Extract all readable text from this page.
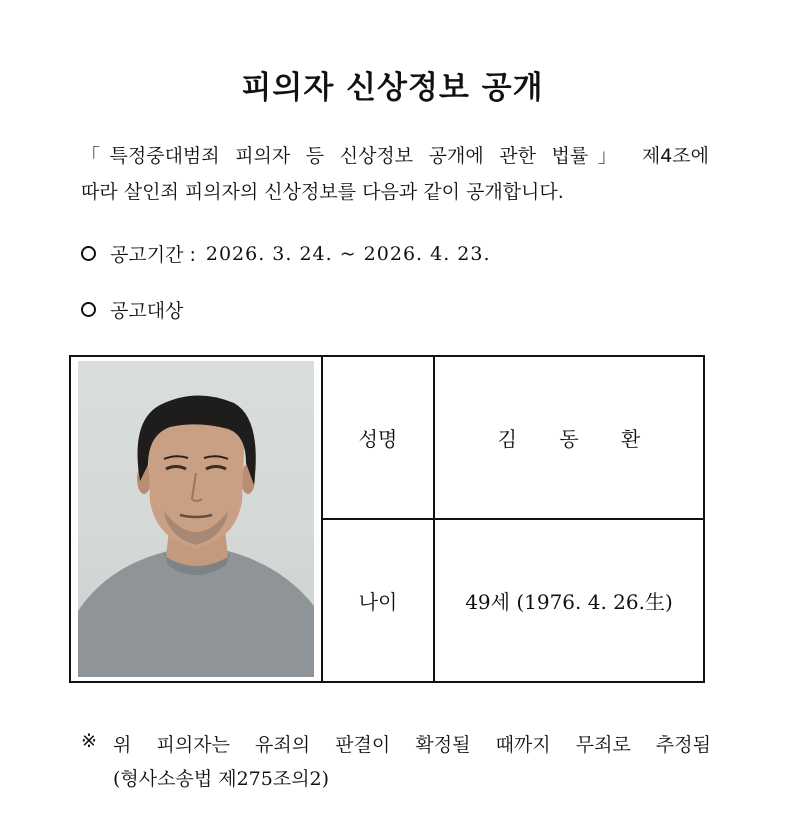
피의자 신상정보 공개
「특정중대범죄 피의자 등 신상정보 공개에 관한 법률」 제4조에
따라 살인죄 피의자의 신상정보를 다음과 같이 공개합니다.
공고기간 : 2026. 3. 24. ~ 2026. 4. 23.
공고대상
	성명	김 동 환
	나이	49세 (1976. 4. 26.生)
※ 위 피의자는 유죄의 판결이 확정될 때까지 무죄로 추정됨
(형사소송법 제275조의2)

-.-.-

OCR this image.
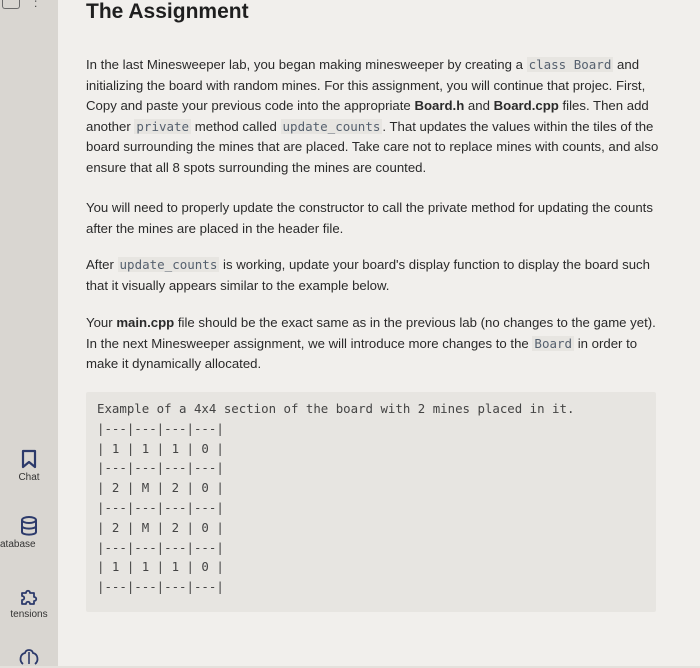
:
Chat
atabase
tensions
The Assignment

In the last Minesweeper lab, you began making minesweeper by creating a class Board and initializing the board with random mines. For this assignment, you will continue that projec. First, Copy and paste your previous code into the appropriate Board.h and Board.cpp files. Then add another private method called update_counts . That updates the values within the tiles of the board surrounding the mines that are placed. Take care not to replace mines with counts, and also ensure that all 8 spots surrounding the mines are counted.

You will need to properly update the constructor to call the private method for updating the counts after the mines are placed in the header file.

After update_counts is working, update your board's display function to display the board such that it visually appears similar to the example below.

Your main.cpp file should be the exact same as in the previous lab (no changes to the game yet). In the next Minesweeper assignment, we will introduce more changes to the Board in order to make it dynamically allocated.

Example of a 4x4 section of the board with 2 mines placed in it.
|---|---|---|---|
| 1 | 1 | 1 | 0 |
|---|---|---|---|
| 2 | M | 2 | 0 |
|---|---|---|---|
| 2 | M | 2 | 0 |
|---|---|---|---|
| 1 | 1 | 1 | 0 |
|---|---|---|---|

-.-.-

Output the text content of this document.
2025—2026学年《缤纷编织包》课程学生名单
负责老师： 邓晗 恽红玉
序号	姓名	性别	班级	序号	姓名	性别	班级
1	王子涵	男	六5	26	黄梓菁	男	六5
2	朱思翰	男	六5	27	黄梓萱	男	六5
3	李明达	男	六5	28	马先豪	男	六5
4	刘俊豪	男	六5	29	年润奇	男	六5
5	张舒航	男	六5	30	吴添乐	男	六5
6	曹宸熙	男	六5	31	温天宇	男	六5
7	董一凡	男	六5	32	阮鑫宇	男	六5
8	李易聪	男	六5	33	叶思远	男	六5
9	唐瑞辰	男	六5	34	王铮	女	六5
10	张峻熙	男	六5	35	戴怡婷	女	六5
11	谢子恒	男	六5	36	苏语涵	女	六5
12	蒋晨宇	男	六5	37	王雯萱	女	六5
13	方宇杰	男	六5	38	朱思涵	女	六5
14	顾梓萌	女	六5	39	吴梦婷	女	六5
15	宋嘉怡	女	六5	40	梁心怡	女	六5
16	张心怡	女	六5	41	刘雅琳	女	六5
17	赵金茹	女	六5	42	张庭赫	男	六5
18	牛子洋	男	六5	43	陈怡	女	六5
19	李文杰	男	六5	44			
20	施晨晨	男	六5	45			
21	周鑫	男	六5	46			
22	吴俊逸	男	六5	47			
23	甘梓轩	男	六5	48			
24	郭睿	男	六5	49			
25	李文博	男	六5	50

-.-.-

Pull out all lines containing "this".

## WRITTEN RESPONSE:
Extract all readable text from this page.
OCR this image.
In the last Minesweeper lab, you began making minesweeper by creating a class Board and initializing the board with random mines. For this assignment, you will continue that projec. First, Copy and paste your previous code into the appropriate Board.h and Board.cpp files. Then add another private method called update_counts . That updates the values within the tiles of the board surrounding the mines that are placed. Take care not to replace mines with counts, and also ensure that all 8 spots surrounding the mines are counted.
Output the text content of this document.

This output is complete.